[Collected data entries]
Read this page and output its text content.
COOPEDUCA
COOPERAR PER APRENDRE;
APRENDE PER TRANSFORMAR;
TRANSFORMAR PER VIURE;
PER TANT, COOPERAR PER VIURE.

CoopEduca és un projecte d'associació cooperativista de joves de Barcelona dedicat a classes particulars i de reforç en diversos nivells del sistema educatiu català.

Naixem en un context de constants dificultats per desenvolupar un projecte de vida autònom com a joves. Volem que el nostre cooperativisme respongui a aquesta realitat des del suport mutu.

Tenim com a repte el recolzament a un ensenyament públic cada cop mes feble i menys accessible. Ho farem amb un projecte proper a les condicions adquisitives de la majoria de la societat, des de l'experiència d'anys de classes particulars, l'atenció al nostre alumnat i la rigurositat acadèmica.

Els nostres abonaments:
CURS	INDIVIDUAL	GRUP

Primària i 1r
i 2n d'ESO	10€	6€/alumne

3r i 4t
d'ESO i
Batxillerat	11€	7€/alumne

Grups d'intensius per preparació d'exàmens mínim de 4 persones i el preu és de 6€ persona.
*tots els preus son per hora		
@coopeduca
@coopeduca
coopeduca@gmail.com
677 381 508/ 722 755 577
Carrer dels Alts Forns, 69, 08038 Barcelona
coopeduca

* **WHAT IS REQUIRED**
Output an exact copy of each record.

* **COMPLETED EXERCISE**
Read this page and output its text content.
COOPEDUCA
COOPERAR PER APRENDRE;
APRENDE PER TRANSFORMAR;
TRANSFORMAR PER VIURE;
PER TANT, COOPERAR PER VIURE.

CoopEduca és un projecte d'associació cooperativista de joves de Barcelona dedicat a classes particulars i de reforç en diversos nivells del sistema educatiu català.

Naixem en un context de constants dificultats per desenvolupar un projecte de vida autònom com a joves. Volem que el nostre cooperativisme respongui a aquesta realitat des del suport mutu.

Tenim com a repte el recolzament a un ensenyament públic cada cop mes feble i menys accessible. Ho farem amb un projecte proper a les condicions adquisitives de la majoria de la societat, des de l'experiència d'anys de classes particulars, l'atenció al nostre alumnat i la rigurositat acadèmica.

Els nostres abonaments:
CURS	INDIVIDUAL	GRUP

Primària i 1r
i 2n d'ESO	10€	6€/alumne

3r i 4t
d'ESO i
Batxillerat	11€	7€/alumne

Grups d'intensius per preparació d'exàmens mínim de 4 persones i el preu és de 6€ persona.
*tots els preus son per hora		
@coopeduca
@coopeduca
coopeduca@gmail.com
677 381 508/ 722 755 577
Carrer dels Alts Forns, 69, 08038 Barcelona
coopeduca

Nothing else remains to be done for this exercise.